Records supplied —
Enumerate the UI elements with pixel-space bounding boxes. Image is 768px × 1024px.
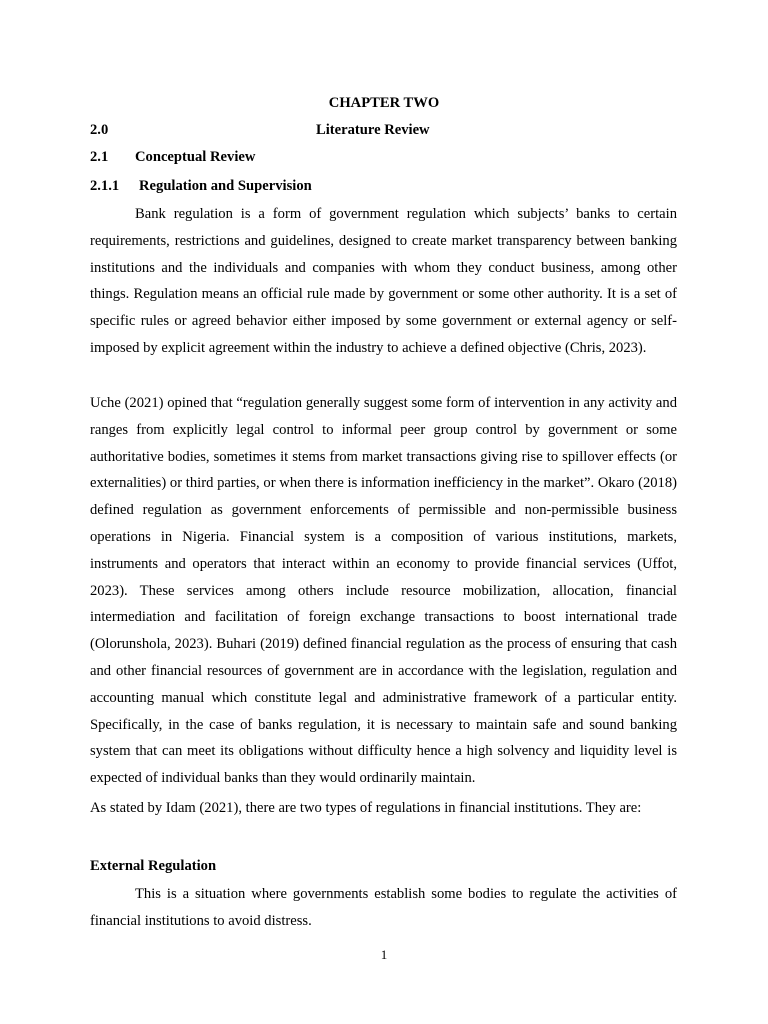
section-2-1-number: 2.1 bbox=[90, 149, 109, 165]
section-2-1-1-number: 2.1.1 bbox=[90, 178, 120, 194]
chapter-title: CHAPTER TWO bbox=[328, 95, 440, 111]
section-2-0-number: 2.0 bbox=[90, 122, 109, 138]
page-number: 1 bbox=[380, 947, 388, 962]
section-2-1-title: Conceptual Review bbox=[135, 149, 256, 165]
section-2-1-1-title: Regulation and Supervision bbox=[139, 178, 312, 194]
external-regulation-text: This is a situation where governments establish some bodies to regulate the activities of financial institutions to avoid distress. bbox=[90, 886, 677, 929]
external-regulation-heading: External Regulation bbox=[90, 858, 217, 874]
paragraph-uche-opinion: Uche (2021) opined that “regulation generally suggest some form of intervention in any activity and ranges from explicitly legal control to informal peer group control by government or some authoritative bodies, sometimes it stems from market transactions giving rise to spillover effects (or externalities) or third parties, or when there is information inefficiency in the market”. Okaro (2018) defined regulation as government enforcements of permissible and non-permissible business operations in Nigeria. Financial system is a composition of various institutions, markets, instruments and operators that interact within an economy to provide financial services (Uffot, 2023). These services among others include resource mobilization, allocation, financial intermediation and facilitation of foreign exchange transactions to boost international trade (Olorunshola, 2023). Buhari (2019) defined financial regulation as the process of ensuring that cash and other financial resources of government are in accordance with the legislation, regulation and accounting manual which constitute legal and administrative framework of a particular entity. Specifically, in the case of banks regulation, it is necessary to maintain safe and sound banking system that can meet its obligations without difficulty hence a high solvency and liquidity level is expected of individual banks than they would ordinarily maintain. bbox=[90, 395, 677, 787]
section-2-0-title: Literature Review bbox=[316, 122, 430, 138]
paragraph-types-of-regulation: As stated by Idam (2021), there are two types of regulations in financial institutions. They are: bbox=[90, 800, 642, 816]
paragraph-bank-regulation: Bank regulation is a form of government regulation which subjects’ banks to certain requirements, restrictions and guidelines, designed to create market transparency between banking institutions and the individuals and companies with whom they conduct business, among other things. Regulation means an official rule made by government or some other authority. It is a set of specific rules or agreed behavior either imposed by some government or external agency or self- imposed by explicit agreement within the industry to achieve a defined objective (Chris, 2023). bbox=[90, 206, 677, 356]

Problem details — Copy the lines of the material exactly, beginning at the line that contains "section-2-1-number: 2.1 bbox=[90, 149, 109, 165]" and stopping after the line that contains "section-2-1-1-title: Regulation and".

Task solution —
section-2-1-number: 2.1 bbox=[90, 149, 109, 165]
section-2-1-1-number: 2.1.1 bbox=[90, 178, 120, 194]
chapter-title: CHAPTER TWO bbox=[328, 95, 440, 111]
section-2-0-number: 2.0 bbox=[90, 122, 109, 138]
page-number: 1 bbox=[380, 947, 388, 962]
section-2-1-title: Conceptual Review bbox=[135, 149, 256, 165]
section-2-1-1-title: Regulation and Supervision bbox=[139, 178, 312, 194]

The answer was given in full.